▸ **MATERIAL SHOWN**:
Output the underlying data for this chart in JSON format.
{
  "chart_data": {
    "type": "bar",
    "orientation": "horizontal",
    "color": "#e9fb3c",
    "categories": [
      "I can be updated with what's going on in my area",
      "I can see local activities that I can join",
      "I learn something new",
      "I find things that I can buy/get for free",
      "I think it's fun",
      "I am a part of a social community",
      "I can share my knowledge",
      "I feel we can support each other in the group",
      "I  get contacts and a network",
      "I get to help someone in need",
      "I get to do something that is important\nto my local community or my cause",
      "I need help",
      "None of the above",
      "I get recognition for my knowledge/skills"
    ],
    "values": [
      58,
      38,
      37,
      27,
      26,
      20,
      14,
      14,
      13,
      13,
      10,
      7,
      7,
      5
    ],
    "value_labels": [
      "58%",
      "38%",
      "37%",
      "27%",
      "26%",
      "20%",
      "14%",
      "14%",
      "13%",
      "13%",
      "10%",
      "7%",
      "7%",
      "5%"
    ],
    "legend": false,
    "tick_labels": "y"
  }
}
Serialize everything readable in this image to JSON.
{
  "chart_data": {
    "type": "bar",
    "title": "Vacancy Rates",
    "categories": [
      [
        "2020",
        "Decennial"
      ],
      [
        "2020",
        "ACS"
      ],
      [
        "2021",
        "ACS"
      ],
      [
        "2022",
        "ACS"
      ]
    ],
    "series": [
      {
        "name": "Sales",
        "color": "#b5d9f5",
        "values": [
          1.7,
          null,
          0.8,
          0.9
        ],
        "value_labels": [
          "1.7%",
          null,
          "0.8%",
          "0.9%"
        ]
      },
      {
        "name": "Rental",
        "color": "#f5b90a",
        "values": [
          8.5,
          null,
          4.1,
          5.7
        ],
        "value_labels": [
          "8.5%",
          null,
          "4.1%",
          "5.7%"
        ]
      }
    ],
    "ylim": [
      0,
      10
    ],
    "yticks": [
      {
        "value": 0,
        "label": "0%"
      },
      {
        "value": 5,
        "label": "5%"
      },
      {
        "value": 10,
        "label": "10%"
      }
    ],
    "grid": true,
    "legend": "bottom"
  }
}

▸ **GIVEN REQUEST**:
Print every record above exactly as written.

▸ **RESULT FOR THIS TASK**:
Output the underlying data for this chart in JSON format.
{
  "chart_data": {
    "type": "bar",
    "orientation": "horizontal",
    "color": "#e9fb3c",
    "categories": [
      "I can be updated with what's going on in my area",
      "I can see local activities that I can join",
      "I learn something new",
      "I find things that I can buy/get for free",
      "I think it's fun",
      "I am a part of a social community",
      "I can share my knowledge",
      "I feel we can support each other in the group",
      "I  get contacts and a network",
      "I get to help someone in need",
      "I get to do something that is important\nto my local community or my cause",
      "I need help",
      "None of the above",
      "I get recognition for my knowledge/skills"
    ],
    "values": [
      58,
      38,
      37,
      27,
      26,
      20,
      14,
      14,
      13,
      13,
      10,
      7,
      7,
      5
    ],
    "value_labels": [
      "58%",
      "38%",
      "37%",
      "27%",
      "26%",
      "20%",
      "14%",
      "14%",
      "13%",
      "13%",
      "10%",
      "7%",
      "7%",
      "5%"
    ],
    "legend": false,
    "tick_labels": "y"
  }
}
Serialize everything readable in this image to JSON.
{
  "chart_data": {
    "type": "bar",
    "title": "Vacancy Rates",
    "categories": [
      [
        "2020",
        "Decennial"
      ],
      [
        "2020",
        "ACS"
      ],
      [
        "2021",
        "ACS"
      ],
      [
        "2022",
        "ACS"
      ]
    ],
    "series": [
      {
        "name": "Sales",
        "color": "#b5d9f5",
        "values": [
          1.7,
          null,
          0.8,
          0.9
        ],
        "value_labels": [
          "1.7%",
          null,
          "0.8%",
          "0.9%"
        ]
      },
      {
        "name": "Rental",
        "color": "#f5b90a",
        "values": [
          8.5,
          null,
          4.1,
          5.7
        ],
        "value_labels": [
          "8.5%",
          null,
          "4.1%",
          "5.7%"
        ]
      }
    ],
    "ylim": [
      0,
      10
    ],
    "yticks": [
      {
        "value": 0,
        "label": "0%"
      },
      {
        "value": 5,
        "label": "5%"
      },
      {
        "value": 10,
        "label": "10%"
      }
    ],
    "grid": true,
    "legend": "bottom"
  }
}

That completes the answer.